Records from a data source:
◆ ◆ ◆ ◆

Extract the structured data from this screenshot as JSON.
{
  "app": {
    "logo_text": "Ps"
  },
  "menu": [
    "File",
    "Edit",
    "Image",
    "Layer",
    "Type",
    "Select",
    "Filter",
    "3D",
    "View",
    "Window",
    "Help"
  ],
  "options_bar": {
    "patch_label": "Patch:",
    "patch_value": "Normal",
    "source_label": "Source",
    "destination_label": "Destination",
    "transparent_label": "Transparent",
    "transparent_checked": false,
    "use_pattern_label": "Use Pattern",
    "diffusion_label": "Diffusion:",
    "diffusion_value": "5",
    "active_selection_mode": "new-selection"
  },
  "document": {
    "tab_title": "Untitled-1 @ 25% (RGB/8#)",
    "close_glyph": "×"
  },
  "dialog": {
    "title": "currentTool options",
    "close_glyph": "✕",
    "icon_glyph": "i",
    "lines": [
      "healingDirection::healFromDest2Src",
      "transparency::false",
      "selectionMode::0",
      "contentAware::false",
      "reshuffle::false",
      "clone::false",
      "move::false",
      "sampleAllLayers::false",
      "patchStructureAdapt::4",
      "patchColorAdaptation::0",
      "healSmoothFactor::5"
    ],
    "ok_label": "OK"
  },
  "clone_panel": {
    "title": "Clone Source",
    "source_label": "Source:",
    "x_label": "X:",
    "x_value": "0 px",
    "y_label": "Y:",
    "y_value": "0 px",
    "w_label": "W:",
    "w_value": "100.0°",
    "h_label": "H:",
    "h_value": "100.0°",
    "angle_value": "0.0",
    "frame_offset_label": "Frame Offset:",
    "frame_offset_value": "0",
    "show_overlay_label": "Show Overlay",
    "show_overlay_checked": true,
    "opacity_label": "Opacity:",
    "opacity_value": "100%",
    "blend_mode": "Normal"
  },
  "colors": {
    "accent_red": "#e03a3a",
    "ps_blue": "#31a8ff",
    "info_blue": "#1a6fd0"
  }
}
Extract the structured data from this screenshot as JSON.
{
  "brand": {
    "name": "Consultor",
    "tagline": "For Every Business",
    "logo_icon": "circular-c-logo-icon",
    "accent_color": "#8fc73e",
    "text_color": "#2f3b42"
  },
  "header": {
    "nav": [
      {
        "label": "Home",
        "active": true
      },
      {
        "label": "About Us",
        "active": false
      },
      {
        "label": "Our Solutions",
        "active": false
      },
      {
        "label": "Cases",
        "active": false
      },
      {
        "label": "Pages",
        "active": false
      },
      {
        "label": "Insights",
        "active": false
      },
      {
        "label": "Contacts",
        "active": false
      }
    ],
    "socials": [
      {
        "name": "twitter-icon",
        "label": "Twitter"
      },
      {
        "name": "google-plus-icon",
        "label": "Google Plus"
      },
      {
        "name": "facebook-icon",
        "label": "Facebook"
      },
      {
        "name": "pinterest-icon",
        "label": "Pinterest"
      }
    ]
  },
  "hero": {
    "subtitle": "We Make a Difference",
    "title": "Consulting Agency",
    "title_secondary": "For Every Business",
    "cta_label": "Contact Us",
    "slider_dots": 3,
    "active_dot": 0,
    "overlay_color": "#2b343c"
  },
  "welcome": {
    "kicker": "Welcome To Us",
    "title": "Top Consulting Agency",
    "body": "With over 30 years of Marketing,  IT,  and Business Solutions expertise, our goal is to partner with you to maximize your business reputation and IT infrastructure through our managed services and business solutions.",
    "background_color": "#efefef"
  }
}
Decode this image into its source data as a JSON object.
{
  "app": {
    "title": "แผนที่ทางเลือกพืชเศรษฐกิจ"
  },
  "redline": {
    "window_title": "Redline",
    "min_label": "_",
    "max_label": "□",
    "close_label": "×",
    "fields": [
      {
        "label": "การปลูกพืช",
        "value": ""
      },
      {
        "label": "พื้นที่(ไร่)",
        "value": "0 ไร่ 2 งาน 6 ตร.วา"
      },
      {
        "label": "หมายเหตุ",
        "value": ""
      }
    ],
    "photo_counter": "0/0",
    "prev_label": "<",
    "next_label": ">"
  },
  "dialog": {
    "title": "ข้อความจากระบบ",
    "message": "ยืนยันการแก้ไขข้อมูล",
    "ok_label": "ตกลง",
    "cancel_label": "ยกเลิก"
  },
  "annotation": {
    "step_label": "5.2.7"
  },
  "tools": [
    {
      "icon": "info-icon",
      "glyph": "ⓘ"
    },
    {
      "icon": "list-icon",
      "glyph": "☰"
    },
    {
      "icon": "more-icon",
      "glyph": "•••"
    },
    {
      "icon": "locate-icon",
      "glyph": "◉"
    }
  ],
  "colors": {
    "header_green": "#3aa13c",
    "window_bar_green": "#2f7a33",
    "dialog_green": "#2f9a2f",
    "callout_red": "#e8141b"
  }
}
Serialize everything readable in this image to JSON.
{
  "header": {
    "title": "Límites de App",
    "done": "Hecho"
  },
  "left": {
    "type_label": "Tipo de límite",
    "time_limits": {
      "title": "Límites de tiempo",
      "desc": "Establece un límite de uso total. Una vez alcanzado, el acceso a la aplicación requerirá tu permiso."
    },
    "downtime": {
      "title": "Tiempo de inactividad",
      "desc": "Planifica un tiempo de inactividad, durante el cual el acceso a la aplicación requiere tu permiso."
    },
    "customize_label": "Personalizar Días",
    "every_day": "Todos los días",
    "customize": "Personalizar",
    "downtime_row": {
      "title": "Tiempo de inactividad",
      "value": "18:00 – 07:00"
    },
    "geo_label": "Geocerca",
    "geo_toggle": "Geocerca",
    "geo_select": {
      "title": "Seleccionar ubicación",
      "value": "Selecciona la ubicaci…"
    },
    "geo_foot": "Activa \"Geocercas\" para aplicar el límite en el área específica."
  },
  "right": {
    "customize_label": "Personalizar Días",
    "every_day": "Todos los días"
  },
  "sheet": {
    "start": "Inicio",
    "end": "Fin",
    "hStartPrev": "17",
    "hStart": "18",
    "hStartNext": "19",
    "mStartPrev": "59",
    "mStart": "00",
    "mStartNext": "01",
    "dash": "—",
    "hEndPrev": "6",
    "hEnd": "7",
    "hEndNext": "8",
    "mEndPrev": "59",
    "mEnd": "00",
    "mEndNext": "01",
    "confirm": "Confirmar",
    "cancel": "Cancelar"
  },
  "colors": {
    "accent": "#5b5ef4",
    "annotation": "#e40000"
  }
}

◆ ◆ ◆ ◆

WORK TO COMPLETE:
Each line of the listing should be copied exactly.

RESULT BELOW:
Extract the structured data from this screenshot as JSON.
{
  "app": {
    "logo_text": "Ps"
  },
  "menu": [
    "File",
    "Edit",
    "Image",
    "Layer",
    "Type",
    "Select",
    "Filter",
    "3D",
    "View",
    "Window",
    "Help"
  ],
  "options_bar": {
    "patch_label": "Patch:",
    "patch_value": "Normal",
    "source_label": "Source",
    "destination_label": "Destination",
    "transparent_label": "Transparent",
    "transparent_checked": false,
    "use_pattern_label": "Use Pattern",
    "diffusion_label": "Diffusion:",
    "diffusion_value": "5",
    "active_selection_mode": "new-selection"
  },
  "document": {
    "tab_title": "Untitled-1 @ 25% (RGB/8#)",
    "close_glyph": "×"
  },
  "dialog": {
    "title": "currentTool options",
    "close_glyph": "✕",
    "icon_glyph": "i",
    "lines": [
      "healingDirection::healFromDest2Src",
      "transparency::false",
      "selectionMode::0",
      "contentAware::false",
      "reshuffle::false",
      "clone::false",
      "move::false",
      "sampleAllLayers::false",
      "patchStructureAdapt::4",
      "patchColorAdaptation::0",
      "healSmoothFactor::5"
    ],
    "ok_label": "OK"
  },
  "clone_panel": {
    "title": "Clone Source",
    "source_label": "Source:",
    "x_label": "X:",
    "x_value": "0 px",
    "y_label": "Y:",
    "y_value": "0 px",
    "w_label": "W:",
    "w_value": "100.0°",
    "h_label": "H:",
    "h_value": "100.0°",
    "angle_value": "0.0",
    "frame_offset_label": "Frame Offset:",
    "frame_offset_value": "0",
    "show_overlay_label": "Show Overlay",
    "show_overlay_checked": true,
    "opacity_label": "Opacity:",
    "opacity_value": "100%",
    "blend_mode": "Normal"
  },
  "colors": {
    "accent_red": "#e03a3a",
    "ps_blue": "#31a8ff",
    "info_blue": "#1a6fd0"
  }
}
Extract the structured data from this screenshot as JSON.
{
  "brand": {
    "name": "Consultor",
    "tagline": "For Every Business",
    "logo_icon": "circular-c-logo-icon",
    "accent_color": "#8fc73e",
    "text_color": "#2f3b42"
  },
  "header": {
    "nav": [
      {
        "label": "Home",
        "active": true
      },
      {
        "label": "About Us",
        "active": false
      },
      {
        "label": "Our Solutions",
        "active": false
      },
      {
        "label": "Cases",
        "active": false
      },
      {
        "label": "Pages",
        "active": false
      },
      {
        "label": "Insights",
        "active": false
      },
      {
        "label": "Contacts",
        "active": false
      }
    ],
    "socials": [
      {
        "name": "twitter-icon",
        "label": "Twitter"
      },
      {
        "name": "google-plus-icon",
        "label": "Google Plus"
      },
      {
        "name": "facebook-icon",
        "label": "Facebook"
      },
      {
        "name": "pinterest-icon",
        "label": "Pinterest"
      }
    ]
  },
  "hero": {
    "subtitle": "We Make a Difference",
    "title": "Consulting Agency",
    "title_secondary": "For Every Business",
    "cta_label": "Contact Us",
    "slider_dots": 3,
    "active_dot": 0,
    "overlay_color": "#2b343c"
  },
  "welcome": {
    "kicker": "Welcome To Us",
    "title": "Top Consulting Agency",
    "body": "With over 30 years of Marketing,  IT,  and Business Solutions expertise, our goal is to partner with you to maximize your business reputation and IT infrastructure through our managed services and business solutions.",
    "background_color": "#efefef"
  }
}
Decode this image into its source data as a JSON object.
{
  "app": {
    "title": "แผนที่ทางเลือกพืชเศรษฐกิจ"
  },
  "redline": {
    "window_title": "Redline",
    "min_label": "_",
    "max_label": "□",
    "close_label": "×",
    "fields": [
      {
        "label": "การปลูกพืช",
        "value": ""
      },
      {
        "label": "พื้นที่(ไร่)",
        "value": "0 ไร่ 2 งาน 6 ตร.วา"
      },
      {
        "label": "หมายเหตุ",
        "value": ""
      }
    ],
    "photo_counter": "0/0",
    "prev_label": "<",
    "next_label": ">"
  },
  "dialog": {
    "title": "ข้อความจากระบบ",
    "message": "ยืนยันการแก้ไขข้อมูล",
    "ok_label": "ตกลง",
    "cancel_label": "ยกเลิก"
  },
  "annotation": {
    "step_label": "5.2.7"
  },
  "tools": [
    {
      "icon": "info-icon",
      "glyph": "ⓘ"
    },
    {
      "icon": "list-icon",
      "glyph": "☰"
    },
    {
      "icon": "more-icon",
      "glyph": "•••"
    },
    {
      "icon": "locate-icon",
      "glyph": "◉"
    }
  ],
  "colors": {
    "header_green": "#3aa13c",
    "window_bar_green": "#2f7a33",
    "dialog_green": "#2f9a2f",
    "callout_red": "#e8141b"
  }
}
Serialize everything readable in this image to JSON.
{
  "header": {
    "title": "Límites de App",
    "done": "Hecho"
  },
  "left": {
    "type_label": "Tipo de límite",
    "time_limits": {
      "title": "Límites de tiempo",
      "desc": "Establece un límite de uso total. Una vez alcanzado, el acceso a la aplicación requerirá tu permiso."
    },
    "downtime": {
      "title": "Tiempo de inactividad",
      "desc": "Planifica un tiempo de inactividad, durante el cual el acceso a la aplicación requiere tu permiso."
    },
    "customize_label": "Personalizar Días",
    "every_day": "Todos los días",
    "customize": "Personalizar",
    "downtime_row": {
      "title": "Tiempo de inactividad",
      "value": "18:00 – 07:00"
    },
    "geo_label": "Geocerca",
    "geo_toggle": "Geocerca",
    "geo_select": {
      "title": "Seleccionar ubicación",
      "value": "Selecciona la ubicaci…"
    },
    "geo_foot": "Activa \"Geocercas\" para aplicar el límite en el área específica."
  },
  "right": {
    "customize_label": "Personalizar Días",
    "every_day": "Todos los días"
  },
  "sheet": {
    "start": "Inicio",
    "end": "Fin",
    "hStartPrev": "17",
    "hStart": "18",
    "hStartNext": "19",
    "mStartPrev": "59",
    "mStart": "00",
    "mStartNext": "01",
    "dash": "—",
    "hEndPrev": "6",
    "hEnd": "7",
    "hEndNext": "8",
    "mEndPrev": "59",
    "mEnd": "00",
    "mEndNext": "01",
    "confirm": "Confirmar",
    "cancel": "Cancelar"
  },
  "colors": {
    "accent": "#5b5ef4",
    "annotation": "#e40000"
  }
}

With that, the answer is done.